→ **To do**: Return each entry exactly, omitting nothing.

------ Exercise input ------

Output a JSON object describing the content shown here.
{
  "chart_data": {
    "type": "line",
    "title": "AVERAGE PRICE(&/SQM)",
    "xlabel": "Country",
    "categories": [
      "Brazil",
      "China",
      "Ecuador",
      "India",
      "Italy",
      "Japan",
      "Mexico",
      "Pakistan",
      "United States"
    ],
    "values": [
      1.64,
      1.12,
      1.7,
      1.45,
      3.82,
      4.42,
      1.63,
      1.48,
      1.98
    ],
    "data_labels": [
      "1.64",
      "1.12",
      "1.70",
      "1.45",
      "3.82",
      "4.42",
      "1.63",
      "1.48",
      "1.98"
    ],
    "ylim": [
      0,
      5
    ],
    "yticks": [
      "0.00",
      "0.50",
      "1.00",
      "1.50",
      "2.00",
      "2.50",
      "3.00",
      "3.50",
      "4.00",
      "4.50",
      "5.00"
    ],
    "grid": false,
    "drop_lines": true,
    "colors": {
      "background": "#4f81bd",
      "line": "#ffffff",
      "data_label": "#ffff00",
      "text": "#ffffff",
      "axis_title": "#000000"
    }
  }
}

------

→ **Response to this task**:
Output a JSON object describing the content shown here.
{
  "chart_data": {
    "type": "line",
    "title": "AVERAGE PRICE(&/SQM)",
    "xlabel": "Country",
    "categories": [
      "Brazil",
      "China",
      "Ecuador",
      "India",
      "Italy",
      "Japan",
      "Mexico",
      "Pakistan",
      "United States"
    ],
    "values": [
      1.64,
      1.12,
      1.7,
      1.45,
      3.82,
      4.42,
      1.63,
      1.48,
      1.98
    ],
    "data_labels": [
      "1.64",
      "1.12",
      "1.70",
      "1.45",
      "3.82",
      "4.42",
      "1.63",
      "1.48",
      "1.98"
    ],
    "ylim": [
      0,
      5
    ],
    "yticks": [
      "0.00",
      "0.50",
      "1.00",
      "1.50",
      "2.00",
      "2.50",
      "3.00",
      "3.50",
      "4.00",
      "4.50",
      "5.00"
    ],
    "grid": false,
    "drop_lines": true,
    "colors": {
      "background": "#4f81bd",
      "line": "#ffffff",
      "data_label": "#ffff00",
      "text": "#ffffff",
      "axis_title": "#000000"
    }
  }
}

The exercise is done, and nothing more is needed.